[Chart and figure data]
☆ ☆ ☆ ☆

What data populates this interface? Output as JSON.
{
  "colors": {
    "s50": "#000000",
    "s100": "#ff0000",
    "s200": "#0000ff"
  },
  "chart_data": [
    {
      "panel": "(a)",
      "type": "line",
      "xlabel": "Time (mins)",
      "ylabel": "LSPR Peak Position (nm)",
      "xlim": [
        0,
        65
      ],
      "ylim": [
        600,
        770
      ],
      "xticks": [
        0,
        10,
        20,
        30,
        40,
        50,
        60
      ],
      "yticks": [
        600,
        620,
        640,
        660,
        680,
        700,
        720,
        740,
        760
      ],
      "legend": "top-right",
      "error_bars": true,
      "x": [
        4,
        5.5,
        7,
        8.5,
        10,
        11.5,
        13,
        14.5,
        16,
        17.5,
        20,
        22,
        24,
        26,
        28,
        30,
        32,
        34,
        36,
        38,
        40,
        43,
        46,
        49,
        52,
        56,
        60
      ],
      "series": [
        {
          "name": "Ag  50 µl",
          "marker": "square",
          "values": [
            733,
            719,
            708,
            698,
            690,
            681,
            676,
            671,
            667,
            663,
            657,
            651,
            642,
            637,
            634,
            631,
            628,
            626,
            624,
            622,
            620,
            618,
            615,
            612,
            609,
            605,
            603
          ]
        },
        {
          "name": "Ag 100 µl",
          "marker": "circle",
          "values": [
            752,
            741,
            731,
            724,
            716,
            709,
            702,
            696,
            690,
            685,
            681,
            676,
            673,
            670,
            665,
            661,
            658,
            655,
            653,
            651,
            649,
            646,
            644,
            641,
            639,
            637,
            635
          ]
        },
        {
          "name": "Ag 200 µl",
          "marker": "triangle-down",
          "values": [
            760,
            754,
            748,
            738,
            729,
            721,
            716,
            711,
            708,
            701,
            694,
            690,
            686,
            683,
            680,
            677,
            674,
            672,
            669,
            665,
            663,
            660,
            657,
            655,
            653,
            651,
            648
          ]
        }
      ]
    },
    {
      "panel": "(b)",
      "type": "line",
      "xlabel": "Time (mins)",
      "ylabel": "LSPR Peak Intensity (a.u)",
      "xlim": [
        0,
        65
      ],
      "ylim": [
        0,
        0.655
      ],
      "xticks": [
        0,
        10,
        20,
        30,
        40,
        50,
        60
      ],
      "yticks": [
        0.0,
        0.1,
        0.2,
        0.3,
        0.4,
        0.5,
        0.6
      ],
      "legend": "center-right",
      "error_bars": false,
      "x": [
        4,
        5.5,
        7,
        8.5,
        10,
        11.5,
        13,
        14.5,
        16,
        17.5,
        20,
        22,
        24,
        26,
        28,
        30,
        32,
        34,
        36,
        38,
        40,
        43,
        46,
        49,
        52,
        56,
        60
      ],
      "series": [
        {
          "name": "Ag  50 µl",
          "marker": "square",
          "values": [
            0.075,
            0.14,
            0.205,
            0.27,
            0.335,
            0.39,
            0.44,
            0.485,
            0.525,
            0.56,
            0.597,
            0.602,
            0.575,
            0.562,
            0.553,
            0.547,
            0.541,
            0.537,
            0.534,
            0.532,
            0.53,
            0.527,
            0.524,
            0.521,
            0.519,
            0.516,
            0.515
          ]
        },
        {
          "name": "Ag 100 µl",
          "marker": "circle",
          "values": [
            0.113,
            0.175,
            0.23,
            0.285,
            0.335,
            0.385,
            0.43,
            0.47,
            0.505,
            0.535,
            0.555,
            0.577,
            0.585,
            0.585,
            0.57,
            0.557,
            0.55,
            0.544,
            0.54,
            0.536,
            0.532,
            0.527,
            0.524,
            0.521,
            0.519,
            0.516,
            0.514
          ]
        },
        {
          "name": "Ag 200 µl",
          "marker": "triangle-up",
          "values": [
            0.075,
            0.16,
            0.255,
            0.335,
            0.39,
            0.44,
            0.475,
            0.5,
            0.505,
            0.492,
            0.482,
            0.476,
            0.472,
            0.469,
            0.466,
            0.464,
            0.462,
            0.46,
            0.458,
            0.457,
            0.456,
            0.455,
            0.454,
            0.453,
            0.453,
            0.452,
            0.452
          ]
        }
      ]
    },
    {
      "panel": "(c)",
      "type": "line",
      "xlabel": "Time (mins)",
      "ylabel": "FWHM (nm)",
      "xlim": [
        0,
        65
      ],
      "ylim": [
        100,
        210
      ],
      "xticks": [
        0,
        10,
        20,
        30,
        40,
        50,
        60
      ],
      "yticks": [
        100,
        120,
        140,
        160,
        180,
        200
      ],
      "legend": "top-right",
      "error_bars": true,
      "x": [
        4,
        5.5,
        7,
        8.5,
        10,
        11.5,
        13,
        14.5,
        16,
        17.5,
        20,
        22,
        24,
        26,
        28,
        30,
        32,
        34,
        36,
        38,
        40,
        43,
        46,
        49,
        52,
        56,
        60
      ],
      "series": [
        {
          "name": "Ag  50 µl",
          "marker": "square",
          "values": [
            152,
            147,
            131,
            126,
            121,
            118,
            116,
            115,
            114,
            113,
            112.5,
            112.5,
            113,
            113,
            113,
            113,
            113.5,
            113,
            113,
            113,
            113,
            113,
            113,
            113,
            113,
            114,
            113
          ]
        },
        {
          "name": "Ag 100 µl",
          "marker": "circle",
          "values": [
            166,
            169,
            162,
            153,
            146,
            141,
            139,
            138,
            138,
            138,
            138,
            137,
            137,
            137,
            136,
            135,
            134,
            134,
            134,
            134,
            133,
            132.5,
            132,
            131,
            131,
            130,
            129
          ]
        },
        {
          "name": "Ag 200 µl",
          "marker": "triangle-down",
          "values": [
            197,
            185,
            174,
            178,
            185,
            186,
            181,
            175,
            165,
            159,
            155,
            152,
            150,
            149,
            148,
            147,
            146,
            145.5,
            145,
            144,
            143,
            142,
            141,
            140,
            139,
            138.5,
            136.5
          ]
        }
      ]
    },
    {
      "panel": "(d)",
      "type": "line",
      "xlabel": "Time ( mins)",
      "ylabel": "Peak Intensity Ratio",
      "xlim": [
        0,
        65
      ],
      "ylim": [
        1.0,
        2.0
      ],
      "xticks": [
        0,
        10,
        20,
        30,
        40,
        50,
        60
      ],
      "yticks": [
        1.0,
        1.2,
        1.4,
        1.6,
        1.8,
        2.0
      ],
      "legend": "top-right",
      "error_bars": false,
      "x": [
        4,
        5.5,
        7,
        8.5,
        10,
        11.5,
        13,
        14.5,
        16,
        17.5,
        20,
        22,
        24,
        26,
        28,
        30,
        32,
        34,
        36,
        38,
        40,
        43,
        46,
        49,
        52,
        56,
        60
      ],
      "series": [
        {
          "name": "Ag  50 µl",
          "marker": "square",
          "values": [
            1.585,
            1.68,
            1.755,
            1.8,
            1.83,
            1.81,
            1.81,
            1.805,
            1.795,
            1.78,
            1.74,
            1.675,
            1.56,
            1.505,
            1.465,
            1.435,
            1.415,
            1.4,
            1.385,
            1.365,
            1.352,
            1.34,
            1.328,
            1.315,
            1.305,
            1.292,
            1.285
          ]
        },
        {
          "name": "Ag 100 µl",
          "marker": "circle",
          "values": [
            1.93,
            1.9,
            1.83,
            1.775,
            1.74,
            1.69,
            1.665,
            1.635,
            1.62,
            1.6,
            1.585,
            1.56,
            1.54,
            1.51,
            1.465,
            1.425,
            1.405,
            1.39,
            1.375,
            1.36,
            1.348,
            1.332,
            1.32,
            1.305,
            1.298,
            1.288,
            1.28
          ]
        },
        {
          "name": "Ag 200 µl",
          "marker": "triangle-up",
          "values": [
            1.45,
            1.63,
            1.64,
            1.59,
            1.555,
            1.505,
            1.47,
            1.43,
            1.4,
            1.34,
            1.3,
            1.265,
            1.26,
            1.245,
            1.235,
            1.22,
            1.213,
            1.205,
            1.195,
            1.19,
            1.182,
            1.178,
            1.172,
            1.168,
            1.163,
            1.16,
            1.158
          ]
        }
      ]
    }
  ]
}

☆ ☆ ☆ ☆

> WORK TO DO:
From the material above, gather all lines that include the string "Intensity" and copy them.

> ANSWER TO THIS PROBLEM:
      "ylabel": "LSPR Peak Intensity (a.u)",
      "ylabel": "Peak Intensity Ratio",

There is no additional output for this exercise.